[Stored data entries]
• • •
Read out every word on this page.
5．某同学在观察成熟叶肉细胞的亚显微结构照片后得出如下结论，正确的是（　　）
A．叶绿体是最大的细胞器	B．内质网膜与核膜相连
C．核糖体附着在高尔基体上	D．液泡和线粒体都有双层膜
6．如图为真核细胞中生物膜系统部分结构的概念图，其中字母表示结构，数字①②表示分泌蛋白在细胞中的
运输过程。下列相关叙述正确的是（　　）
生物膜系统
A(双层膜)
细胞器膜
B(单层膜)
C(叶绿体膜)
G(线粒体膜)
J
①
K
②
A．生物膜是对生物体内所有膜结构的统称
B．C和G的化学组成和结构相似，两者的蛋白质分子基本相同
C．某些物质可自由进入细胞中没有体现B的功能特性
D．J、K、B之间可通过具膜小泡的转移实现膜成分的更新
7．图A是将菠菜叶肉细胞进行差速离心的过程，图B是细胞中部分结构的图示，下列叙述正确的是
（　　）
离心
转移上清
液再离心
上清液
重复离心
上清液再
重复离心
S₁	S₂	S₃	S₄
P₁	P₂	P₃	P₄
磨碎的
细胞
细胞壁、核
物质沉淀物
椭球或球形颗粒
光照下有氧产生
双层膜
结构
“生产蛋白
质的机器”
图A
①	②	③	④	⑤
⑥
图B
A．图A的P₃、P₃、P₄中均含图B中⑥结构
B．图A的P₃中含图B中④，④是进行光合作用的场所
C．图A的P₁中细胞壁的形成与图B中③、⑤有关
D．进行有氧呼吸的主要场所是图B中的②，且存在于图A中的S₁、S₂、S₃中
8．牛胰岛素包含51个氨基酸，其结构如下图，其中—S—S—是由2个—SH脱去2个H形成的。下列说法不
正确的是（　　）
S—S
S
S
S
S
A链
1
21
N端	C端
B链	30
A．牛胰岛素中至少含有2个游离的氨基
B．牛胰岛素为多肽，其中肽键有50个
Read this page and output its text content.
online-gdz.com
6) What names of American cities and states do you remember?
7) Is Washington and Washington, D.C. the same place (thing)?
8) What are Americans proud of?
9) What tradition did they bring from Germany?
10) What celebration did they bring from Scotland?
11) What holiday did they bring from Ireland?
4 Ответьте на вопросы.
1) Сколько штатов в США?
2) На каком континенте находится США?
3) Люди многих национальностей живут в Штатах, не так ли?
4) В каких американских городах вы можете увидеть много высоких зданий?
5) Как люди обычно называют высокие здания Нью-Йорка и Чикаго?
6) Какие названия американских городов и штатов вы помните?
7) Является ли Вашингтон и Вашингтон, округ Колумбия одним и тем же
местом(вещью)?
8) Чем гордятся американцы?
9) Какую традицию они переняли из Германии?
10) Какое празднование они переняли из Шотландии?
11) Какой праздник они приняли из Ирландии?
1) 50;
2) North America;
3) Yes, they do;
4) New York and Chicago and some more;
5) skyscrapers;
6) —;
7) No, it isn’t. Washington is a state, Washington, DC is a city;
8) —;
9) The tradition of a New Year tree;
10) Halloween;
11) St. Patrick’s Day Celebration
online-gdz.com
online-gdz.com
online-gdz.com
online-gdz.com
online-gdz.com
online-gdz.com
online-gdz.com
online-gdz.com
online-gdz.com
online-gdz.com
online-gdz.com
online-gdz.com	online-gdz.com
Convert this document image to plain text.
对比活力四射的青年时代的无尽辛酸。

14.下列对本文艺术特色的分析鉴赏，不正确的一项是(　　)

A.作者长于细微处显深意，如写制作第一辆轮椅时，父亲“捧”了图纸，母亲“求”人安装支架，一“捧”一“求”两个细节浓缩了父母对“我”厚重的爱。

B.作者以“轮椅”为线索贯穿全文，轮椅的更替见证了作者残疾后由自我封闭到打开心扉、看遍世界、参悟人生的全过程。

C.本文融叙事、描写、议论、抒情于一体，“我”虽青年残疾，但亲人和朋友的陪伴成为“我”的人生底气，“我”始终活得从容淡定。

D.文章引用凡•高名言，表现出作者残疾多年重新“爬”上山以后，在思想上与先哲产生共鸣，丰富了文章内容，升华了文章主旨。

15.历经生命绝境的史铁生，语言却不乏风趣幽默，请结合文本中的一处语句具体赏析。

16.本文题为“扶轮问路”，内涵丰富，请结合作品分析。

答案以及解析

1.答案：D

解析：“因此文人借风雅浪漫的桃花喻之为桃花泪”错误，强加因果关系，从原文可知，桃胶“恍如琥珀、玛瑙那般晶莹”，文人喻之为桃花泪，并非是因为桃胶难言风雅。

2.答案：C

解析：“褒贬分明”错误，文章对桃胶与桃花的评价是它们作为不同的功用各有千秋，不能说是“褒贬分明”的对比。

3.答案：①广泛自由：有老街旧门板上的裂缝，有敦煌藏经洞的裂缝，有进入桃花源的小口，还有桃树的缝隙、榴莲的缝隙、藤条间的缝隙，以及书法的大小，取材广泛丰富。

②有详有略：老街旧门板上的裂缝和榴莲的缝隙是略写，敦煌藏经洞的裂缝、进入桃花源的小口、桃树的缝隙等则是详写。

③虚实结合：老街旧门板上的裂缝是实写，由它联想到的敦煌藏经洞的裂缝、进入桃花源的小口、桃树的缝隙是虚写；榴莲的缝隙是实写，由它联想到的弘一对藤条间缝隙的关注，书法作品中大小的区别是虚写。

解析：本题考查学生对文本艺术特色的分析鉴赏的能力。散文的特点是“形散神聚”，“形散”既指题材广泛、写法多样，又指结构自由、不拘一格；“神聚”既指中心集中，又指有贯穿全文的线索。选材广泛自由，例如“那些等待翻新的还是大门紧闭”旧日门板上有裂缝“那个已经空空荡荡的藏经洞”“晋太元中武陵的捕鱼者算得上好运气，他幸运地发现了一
• • •
#### [Aim of the task]
Of all the lines above, how many contain "this"? Give the number and nothing more.

#### [Exercise output]
3